Exercise:
Transcribe every line exactly and omit anything that is a picture.

Given data:
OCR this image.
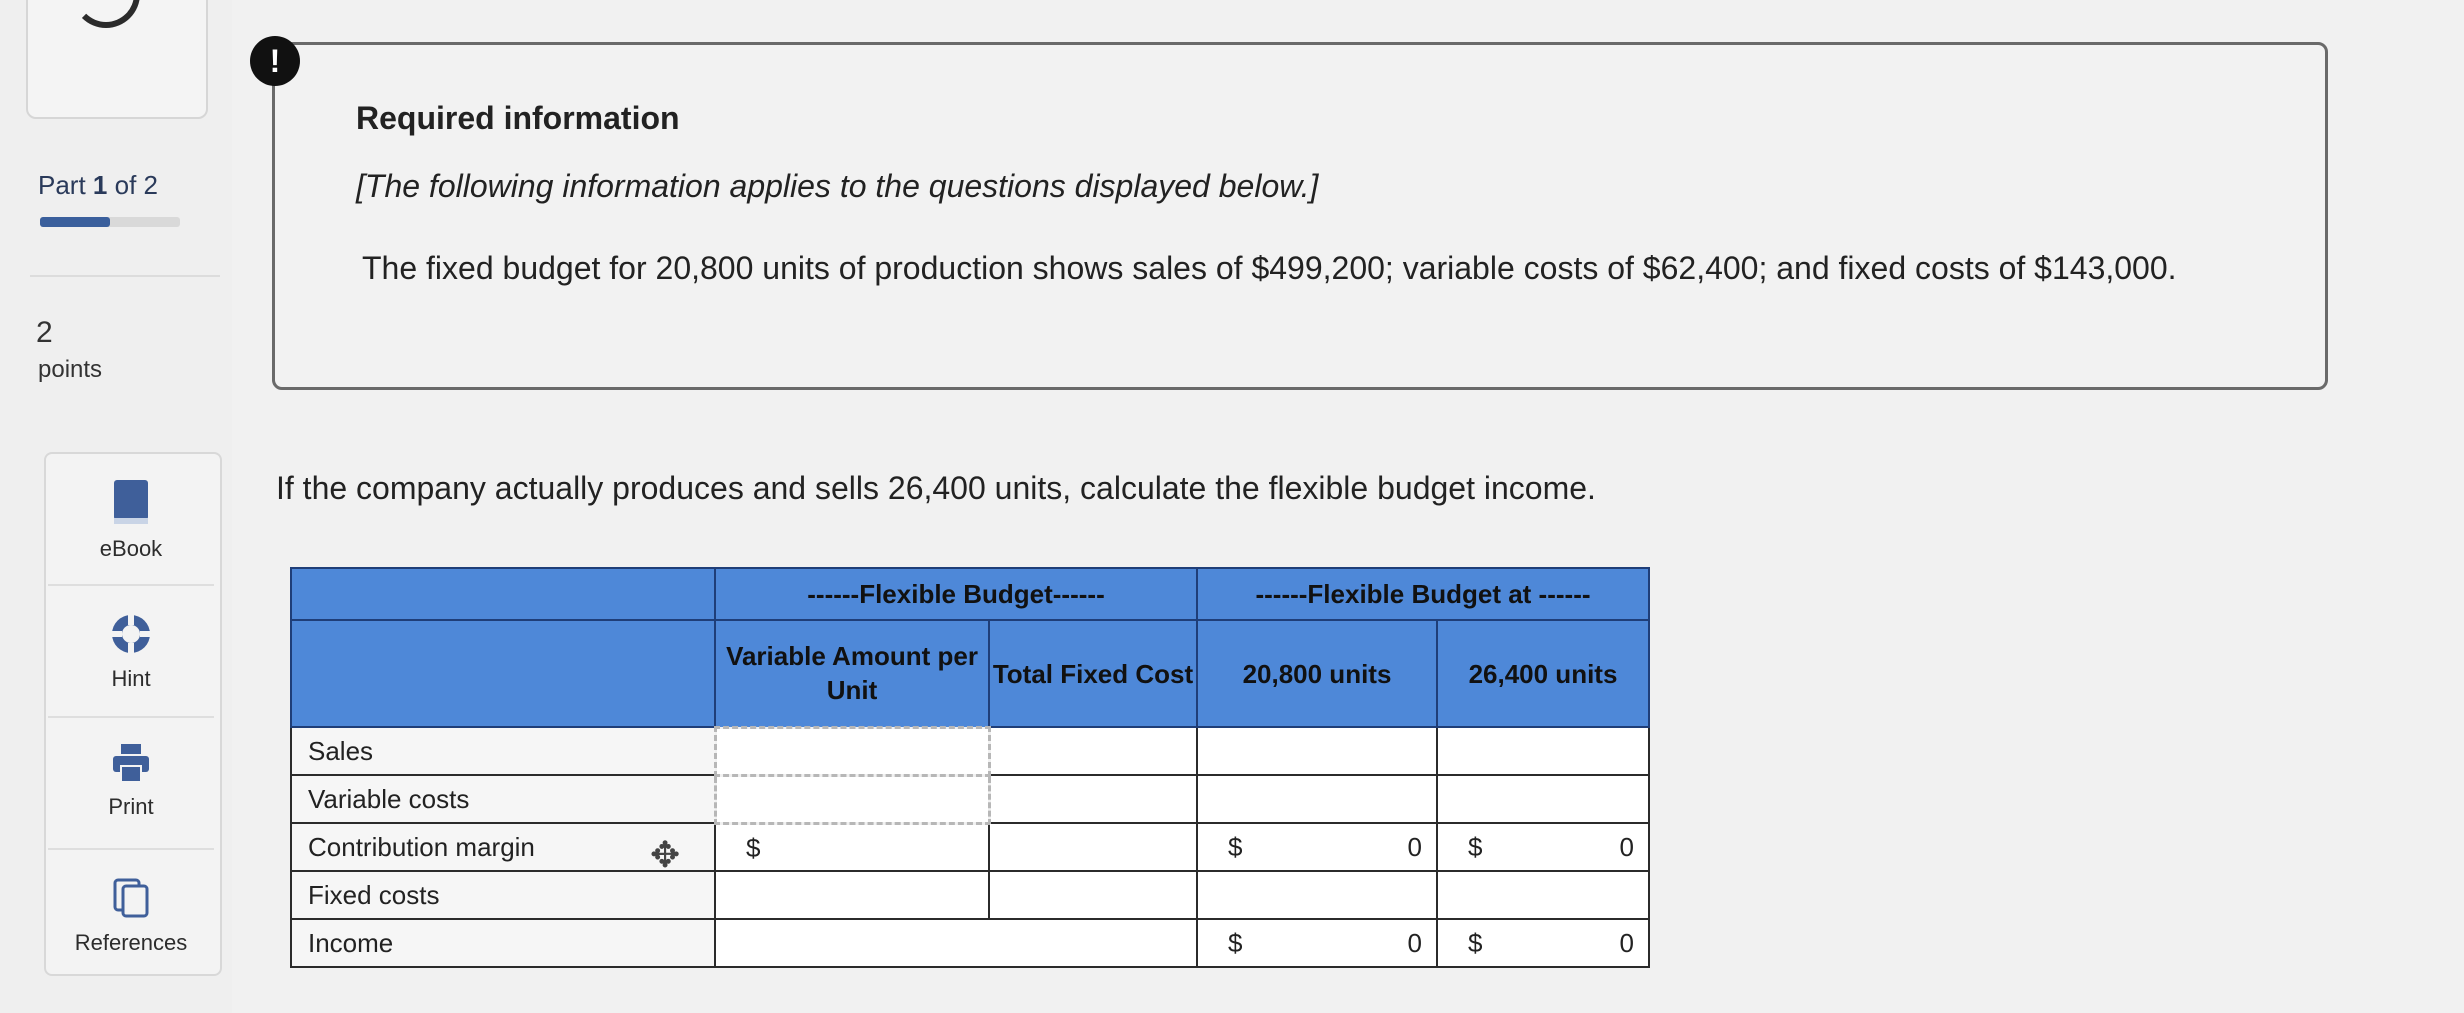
Part 1 of 2
2
points
eBook
Hint
Print
References
!
Required information
[The following information applies to the questions displayed below.]
The fixed budget for 20,800 units of production shows sales of $499,200; variable costs of $62,400; and fixed costs of $143,000.
If the company actually produces and sells 26,400 units, calculate the flexible budget income.
	------Flexible Budget------		------Flexible Budget at ------	
	Variable Amount per Unit	Total Fixed Cost	20,800 units	26,400 units
Sales				
Variable costs				
Contribution margin	$		$ 0	$ 0

Fixed costs				
Income			$ 0	$ 0
✥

Completed exercise:
OCR this image.
Part 1 of 2
2
points
eBook
Hint
Print
References
!
Required information
[The following information applies to the questions displayed below.]
The fixed budget for 20,800 units of production shows sales of $499,200; variable costs of $62,400; and fixed costs of $143,000.
If the company actually produces and sells 26,400 units, calculate the flexible budget income.
	------Flexible Budget------		------Flexible Budget at ------	
	Variable Amount per Unit	Total Fixed Cost	20,800 units	26,400 units
Sales				
Variable costs				
Contribution margin	$		$ 0	$ 0

Fixed costs				
Income			$ 0	$ 0
✥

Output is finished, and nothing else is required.